STATED GOAL -
Identify each line containing the word "into" and copy it.

RECORDS SUPPLIED -

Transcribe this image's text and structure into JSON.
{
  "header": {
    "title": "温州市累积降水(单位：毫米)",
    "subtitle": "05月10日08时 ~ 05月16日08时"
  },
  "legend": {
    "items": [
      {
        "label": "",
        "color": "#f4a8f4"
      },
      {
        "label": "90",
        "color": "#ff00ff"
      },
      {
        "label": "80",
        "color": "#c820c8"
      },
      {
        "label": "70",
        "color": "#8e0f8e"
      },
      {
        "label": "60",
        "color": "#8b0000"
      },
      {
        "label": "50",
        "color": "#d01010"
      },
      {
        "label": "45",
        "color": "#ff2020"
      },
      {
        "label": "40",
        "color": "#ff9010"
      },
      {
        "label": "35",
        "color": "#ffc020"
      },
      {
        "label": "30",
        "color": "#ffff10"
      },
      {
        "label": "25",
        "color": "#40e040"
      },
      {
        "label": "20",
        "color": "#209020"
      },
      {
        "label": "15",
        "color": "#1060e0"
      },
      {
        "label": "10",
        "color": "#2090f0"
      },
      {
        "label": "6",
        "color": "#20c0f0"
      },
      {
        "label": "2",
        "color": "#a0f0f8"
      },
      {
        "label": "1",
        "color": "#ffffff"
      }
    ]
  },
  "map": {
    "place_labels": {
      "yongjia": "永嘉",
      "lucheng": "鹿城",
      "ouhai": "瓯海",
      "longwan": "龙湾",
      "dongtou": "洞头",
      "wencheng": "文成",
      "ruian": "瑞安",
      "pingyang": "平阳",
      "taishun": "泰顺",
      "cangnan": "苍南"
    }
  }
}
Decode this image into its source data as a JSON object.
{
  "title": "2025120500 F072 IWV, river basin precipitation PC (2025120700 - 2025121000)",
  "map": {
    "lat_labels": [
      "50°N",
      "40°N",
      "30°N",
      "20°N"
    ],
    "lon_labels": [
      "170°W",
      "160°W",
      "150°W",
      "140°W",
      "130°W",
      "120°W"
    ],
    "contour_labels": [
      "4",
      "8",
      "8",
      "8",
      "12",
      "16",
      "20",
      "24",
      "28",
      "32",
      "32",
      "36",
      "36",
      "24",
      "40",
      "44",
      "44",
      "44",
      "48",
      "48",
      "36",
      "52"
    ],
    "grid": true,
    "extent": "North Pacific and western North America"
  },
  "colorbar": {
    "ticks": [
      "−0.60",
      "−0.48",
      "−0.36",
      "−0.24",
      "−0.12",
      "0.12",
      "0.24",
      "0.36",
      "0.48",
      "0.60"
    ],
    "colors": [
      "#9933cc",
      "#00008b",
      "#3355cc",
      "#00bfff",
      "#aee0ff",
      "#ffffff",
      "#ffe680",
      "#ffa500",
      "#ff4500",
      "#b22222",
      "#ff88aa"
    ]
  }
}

EXERCISE RESULT -
Transcribe this image's text and structure into JSON.
Decode this image into its source data as a JSON object.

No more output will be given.